Identify the lines containing the word "IDES". Copy each one.

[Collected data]
──────────────────────────────
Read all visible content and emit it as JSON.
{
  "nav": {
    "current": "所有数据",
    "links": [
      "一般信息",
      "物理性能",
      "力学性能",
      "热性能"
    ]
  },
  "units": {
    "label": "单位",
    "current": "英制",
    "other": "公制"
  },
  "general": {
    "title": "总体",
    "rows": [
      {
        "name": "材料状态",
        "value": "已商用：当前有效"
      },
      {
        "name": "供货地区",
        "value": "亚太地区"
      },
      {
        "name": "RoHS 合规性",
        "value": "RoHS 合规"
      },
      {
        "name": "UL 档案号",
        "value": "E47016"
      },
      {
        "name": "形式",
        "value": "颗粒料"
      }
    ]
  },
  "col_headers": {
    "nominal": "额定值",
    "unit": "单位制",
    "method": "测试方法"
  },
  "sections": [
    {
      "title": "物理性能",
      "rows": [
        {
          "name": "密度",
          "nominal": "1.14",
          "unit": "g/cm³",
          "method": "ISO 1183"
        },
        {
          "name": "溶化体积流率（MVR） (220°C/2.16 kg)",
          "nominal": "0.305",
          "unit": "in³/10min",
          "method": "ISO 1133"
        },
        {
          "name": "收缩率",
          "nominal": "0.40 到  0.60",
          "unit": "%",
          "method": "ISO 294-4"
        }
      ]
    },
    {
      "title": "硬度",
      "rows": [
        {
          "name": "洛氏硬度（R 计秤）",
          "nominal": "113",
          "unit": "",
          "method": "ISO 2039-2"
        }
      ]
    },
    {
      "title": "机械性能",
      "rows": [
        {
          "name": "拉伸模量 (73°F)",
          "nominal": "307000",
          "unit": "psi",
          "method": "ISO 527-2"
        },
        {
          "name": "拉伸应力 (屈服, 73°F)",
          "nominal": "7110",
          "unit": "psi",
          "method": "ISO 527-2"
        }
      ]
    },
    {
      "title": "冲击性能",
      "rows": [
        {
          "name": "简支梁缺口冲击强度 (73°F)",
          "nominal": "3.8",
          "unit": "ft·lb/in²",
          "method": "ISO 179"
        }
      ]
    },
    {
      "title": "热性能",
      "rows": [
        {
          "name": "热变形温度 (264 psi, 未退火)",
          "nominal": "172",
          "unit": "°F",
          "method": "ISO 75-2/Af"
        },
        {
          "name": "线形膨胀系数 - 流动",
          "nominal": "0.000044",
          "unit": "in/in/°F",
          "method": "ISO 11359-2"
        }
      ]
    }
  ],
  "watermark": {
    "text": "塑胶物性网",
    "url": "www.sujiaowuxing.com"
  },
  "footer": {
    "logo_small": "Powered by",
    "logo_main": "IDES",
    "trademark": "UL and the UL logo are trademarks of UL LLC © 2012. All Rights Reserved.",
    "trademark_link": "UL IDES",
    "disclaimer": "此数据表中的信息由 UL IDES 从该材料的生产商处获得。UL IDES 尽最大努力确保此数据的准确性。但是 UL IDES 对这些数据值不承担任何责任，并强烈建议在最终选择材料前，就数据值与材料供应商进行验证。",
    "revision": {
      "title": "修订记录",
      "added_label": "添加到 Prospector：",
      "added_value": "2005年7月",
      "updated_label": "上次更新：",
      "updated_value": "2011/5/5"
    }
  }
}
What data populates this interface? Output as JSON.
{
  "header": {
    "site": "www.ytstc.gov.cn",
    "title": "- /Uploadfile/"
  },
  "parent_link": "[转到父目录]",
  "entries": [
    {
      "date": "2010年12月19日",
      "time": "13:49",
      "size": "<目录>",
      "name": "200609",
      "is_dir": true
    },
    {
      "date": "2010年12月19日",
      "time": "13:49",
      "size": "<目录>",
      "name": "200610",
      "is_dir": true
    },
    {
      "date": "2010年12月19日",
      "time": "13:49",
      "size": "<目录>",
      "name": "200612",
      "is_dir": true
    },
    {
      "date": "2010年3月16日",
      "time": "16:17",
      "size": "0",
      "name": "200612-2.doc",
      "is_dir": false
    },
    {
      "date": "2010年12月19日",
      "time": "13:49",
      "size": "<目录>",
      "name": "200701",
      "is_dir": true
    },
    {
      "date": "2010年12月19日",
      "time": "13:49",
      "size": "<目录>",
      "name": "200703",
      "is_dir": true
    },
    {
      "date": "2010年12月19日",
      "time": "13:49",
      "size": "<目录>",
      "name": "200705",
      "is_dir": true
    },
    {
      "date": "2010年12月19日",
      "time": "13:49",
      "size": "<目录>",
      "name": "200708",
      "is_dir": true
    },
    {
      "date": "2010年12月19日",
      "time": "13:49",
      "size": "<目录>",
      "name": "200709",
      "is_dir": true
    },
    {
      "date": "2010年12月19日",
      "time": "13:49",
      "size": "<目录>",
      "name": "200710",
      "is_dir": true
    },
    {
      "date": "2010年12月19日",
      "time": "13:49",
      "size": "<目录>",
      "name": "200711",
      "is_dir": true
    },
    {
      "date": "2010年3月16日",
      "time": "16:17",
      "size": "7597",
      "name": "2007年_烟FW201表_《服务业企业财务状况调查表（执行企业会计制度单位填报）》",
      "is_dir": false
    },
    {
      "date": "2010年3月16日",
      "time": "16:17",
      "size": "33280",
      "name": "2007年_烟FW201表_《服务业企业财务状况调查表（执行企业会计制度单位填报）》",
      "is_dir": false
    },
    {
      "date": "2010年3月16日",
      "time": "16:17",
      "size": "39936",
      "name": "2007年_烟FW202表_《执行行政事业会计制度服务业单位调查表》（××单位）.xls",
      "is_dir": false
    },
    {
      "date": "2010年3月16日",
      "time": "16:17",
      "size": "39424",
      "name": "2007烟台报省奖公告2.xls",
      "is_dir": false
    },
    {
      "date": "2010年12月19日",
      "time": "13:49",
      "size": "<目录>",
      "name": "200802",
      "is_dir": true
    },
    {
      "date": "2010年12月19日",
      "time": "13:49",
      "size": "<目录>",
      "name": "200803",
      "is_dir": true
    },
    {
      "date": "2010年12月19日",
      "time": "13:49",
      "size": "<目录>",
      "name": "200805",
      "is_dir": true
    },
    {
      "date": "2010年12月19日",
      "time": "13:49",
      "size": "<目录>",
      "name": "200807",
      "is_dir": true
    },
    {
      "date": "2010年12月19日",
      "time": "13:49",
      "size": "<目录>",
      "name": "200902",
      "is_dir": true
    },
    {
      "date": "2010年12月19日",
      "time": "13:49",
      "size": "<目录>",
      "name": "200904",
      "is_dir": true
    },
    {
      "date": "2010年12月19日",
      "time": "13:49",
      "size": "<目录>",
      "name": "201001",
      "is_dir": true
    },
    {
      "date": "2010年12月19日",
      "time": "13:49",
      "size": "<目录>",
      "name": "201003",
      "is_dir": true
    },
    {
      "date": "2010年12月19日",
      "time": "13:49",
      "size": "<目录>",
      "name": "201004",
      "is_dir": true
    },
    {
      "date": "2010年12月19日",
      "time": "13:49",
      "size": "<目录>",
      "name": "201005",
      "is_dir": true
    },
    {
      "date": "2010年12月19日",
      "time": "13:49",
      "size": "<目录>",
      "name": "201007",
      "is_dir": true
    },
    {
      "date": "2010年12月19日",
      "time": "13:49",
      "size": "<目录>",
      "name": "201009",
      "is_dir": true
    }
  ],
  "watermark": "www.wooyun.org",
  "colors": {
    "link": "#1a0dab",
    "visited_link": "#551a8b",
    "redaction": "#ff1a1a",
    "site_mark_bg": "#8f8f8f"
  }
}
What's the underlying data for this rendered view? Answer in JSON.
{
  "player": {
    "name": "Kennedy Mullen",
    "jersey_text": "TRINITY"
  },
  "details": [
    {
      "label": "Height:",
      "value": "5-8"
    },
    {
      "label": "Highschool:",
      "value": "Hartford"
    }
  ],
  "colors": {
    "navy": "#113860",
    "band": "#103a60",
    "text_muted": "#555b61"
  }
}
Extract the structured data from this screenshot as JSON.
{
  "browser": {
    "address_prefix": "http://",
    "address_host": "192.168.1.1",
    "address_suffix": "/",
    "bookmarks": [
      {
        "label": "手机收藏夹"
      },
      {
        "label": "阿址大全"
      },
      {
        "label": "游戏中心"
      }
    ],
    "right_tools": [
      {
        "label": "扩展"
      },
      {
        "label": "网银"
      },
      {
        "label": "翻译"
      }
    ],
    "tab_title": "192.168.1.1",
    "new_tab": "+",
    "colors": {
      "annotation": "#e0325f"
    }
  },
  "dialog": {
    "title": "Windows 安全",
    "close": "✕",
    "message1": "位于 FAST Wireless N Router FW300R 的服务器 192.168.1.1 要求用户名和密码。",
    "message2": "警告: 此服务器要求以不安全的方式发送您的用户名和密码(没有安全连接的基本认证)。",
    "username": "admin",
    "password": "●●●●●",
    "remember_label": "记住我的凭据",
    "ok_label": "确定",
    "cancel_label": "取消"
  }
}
──────────────────────────────
### RESULT
    "logo_main": "IDES",
    "trademark_link": "UL IDES",
    "disclaimer": "此数据表中的信息由 UL IDES 从该材料的生产商处获得。UL IDES 尽最大努力确保此数据的准确性。但是 UL IDES 对这些数据值不承担任何责任，并强烈建议在最终选择材料前，就数据值与材料供应商进行验证。",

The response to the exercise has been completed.